▶ _Given information_
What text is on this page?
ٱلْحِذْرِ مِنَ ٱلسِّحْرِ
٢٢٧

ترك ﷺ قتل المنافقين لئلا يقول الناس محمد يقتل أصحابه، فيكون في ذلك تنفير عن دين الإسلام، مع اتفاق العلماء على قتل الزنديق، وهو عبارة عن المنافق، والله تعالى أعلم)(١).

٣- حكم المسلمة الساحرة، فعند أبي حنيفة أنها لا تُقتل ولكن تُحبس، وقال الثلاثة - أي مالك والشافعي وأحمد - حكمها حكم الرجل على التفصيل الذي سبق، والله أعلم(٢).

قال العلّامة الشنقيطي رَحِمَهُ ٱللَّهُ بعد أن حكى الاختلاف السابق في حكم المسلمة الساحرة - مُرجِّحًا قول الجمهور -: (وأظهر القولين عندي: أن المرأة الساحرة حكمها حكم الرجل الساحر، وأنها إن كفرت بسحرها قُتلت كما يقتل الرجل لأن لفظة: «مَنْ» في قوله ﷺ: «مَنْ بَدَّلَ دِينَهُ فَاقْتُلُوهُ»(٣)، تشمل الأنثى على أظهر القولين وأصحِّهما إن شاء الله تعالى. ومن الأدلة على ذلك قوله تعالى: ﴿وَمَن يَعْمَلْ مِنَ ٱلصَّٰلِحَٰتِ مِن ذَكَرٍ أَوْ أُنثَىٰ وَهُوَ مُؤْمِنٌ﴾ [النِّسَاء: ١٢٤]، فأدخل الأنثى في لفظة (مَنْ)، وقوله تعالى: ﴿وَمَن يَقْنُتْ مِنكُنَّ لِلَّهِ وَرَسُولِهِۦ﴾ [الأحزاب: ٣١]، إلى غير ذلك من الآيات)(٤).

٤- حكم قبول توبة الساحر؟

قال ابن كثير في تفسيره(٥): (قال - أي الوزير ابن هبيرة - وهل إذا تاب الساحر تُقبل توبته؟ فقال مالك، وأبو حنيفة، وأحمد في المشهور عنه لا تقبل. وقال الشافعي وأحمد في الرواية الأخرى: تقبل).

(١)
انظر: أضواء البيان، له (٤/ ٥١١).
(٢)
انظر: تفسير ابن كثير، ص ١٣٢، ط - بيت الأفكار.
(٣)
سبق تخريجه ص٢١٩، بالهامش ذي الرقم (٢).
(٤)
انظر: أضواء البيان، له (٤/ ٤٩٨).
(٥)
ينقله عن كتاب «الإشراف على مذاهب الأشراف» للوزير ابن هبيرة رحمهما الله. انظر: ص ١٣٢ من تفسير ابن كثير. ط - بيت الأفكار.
* * *
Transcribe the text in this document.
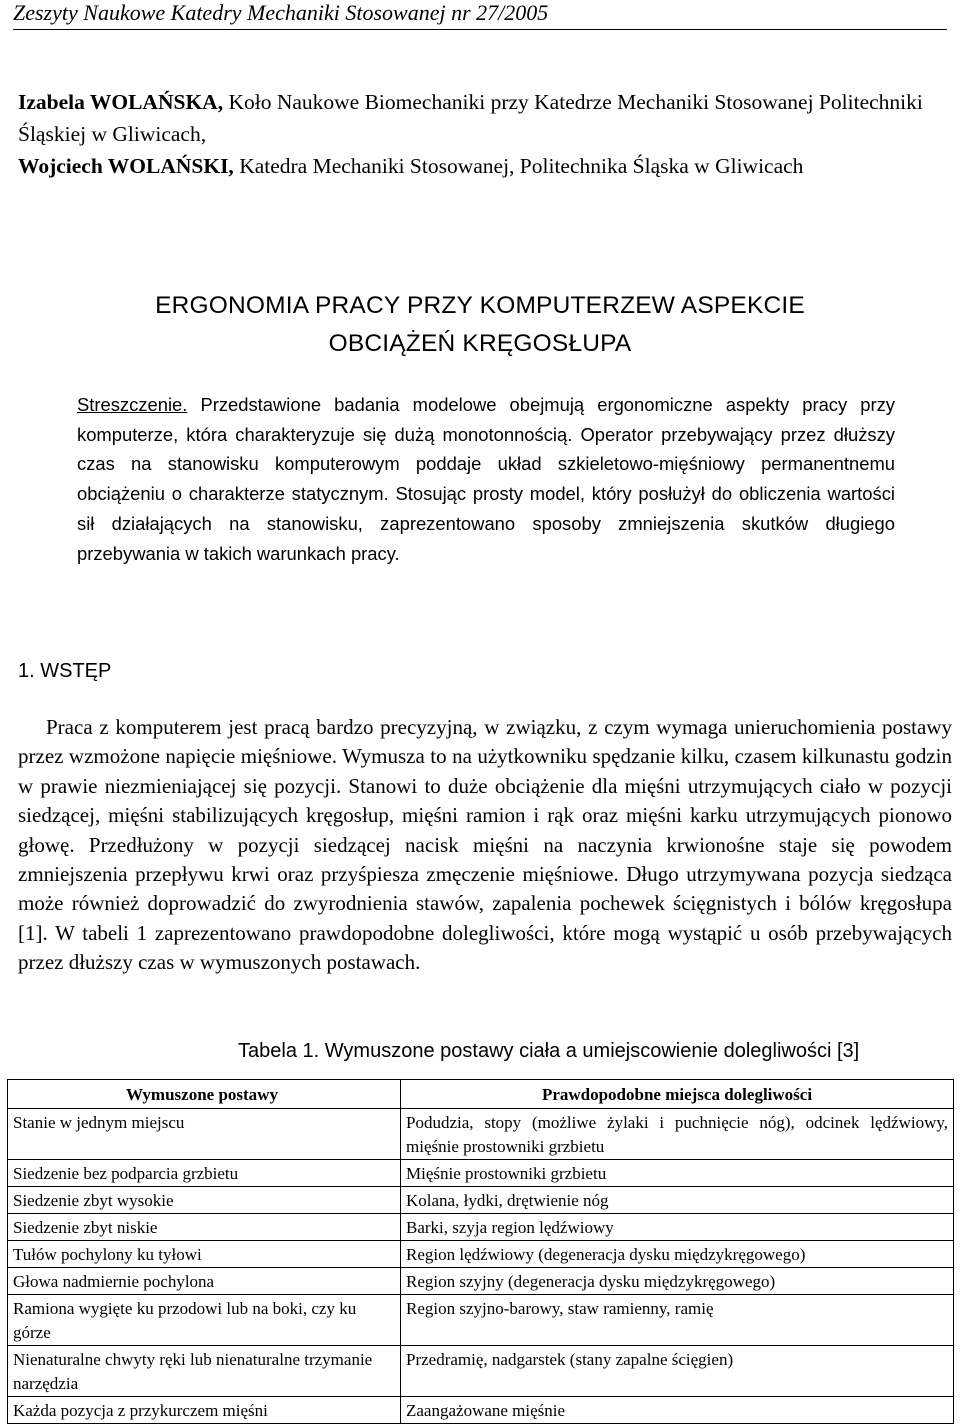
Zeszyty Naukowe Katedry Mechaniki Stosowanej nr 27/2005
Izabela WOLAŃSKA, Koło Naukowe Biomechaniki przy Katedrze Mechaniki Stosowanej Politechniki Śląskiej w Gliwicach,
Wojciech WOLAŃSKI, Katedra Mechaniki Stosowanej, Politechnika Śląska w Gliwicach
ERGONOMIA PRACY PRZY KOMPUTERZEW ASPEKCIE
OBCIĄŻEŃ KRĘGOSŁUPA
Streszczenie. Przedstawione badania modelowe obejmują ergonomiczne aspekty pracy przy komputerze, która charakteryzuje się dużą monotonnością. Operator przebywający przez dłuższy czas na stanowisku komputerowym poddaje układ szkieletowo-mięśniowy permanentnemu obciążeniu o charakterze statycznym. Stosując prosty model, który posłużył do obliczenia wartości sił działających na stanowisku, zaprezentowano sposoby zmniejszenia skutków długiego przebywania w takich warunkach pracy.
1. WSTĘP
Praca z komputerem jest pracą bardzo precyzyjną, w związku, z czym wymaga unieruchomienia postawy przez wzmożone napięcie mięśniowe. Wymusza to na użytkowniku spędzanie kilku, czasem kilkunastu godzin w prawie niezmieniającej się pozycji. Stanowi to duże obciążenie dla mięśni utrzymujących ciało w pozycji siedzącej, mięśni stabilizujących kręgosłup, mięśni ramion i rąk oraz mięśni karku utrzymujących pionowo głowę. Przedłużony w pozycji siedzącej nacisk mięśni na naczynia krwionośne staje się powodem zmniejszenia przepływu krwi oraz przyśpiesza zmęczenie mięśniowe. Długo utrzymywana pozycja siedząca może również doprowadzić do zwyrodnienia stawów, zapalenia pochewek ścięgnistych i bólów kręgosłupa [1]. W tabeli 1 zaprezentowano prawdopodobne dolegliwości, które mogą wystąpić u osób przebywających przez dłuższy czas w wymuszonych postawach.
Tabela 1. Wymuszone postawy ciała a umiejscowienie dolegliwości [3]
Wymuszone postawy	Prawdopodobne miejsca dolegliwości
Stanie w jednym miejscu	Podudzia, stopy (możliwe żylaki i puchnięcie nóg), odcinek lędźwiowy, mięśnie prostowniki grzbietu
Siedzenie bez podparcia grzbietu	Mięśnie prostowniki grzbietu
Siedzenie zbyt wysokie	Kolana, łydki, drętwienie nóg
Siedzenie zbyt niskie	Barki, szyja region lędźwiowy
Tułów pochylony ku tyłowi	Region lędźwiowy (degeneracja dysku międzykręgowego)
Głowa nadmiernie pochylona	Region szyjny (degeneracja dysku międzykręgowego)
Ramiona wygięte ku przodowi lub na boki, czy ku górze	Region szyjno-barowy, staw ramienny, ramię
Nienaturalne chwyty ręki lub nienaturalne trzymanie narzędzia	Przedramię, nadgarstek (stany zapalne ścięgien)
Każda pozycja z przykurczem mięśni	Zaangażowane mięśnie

▶ _Given request_
Check each line of the records for the string "Gliwicach" and state how many lines contain it. Give only the number.

▶ _Written response_
2